Request:
Examine each line of the data. Copy those that contain the string "name".

Stored records:
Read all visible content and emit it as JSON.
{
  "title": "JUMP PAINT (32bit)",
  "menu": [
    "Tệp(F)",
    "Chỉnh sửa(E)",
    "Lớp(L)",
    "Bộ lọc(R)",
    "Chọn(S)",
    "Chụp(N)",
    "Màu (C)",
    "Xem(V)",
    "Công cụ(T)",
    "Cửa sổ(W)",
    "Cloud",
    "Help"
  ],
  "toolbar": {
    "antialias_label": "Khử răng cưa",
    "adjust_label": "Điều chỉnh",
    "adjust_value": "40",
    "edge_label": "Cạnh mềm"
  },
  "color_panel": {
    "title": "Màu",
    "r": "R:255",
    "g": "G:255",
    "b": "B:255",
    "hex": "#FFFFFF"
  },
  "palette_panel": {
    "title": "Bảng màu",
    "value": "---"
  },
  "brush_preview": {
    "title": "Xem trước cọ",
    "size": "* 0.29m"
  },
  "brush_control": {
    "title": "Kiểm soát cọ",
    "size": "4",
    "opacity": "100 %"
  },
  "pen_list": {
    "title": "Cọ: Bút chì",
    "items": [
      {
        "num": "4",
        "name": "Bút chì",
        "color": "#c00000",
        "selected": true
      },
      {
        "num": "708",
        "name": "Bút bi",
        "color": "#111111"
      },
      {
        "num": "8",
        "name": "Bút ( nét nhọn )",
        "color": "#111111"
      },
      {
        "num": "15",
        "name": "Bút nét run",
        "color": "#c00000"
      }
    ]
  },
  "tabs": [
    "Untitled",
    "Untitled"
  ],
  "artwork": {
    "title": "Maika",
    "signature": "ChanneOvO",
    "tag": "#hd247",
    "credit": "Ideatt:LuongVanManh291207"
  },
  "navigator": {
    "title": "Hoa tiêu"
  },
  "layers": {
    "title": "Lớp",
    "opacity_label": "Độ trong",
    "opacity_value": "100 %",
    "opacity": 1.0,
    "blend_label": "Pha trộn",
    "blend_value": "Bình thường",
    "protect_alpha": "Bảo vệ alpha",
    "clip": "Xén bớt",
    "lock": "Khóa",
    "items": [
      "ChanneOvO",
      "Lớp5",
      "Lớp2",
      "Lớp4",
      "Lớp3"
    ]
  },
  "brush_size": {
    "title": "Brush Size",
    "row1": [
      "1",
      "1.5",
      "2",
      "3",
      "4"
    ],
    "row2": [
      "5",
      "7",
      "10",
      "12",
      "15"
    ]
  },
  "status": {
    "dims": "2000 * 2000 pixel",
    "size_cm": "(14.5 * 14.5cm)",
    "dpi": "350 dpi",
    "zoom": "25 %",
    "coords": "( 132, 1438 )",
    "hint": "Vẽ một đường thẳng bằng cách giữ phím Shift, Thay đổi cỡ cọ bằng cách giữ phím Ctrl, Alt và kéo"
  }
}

Correct answer:
        "name": "Bút chì",
        "name": "Bút bi",
        "name": "Bút ( nét nhọn )",
        "name": "Bút nét run",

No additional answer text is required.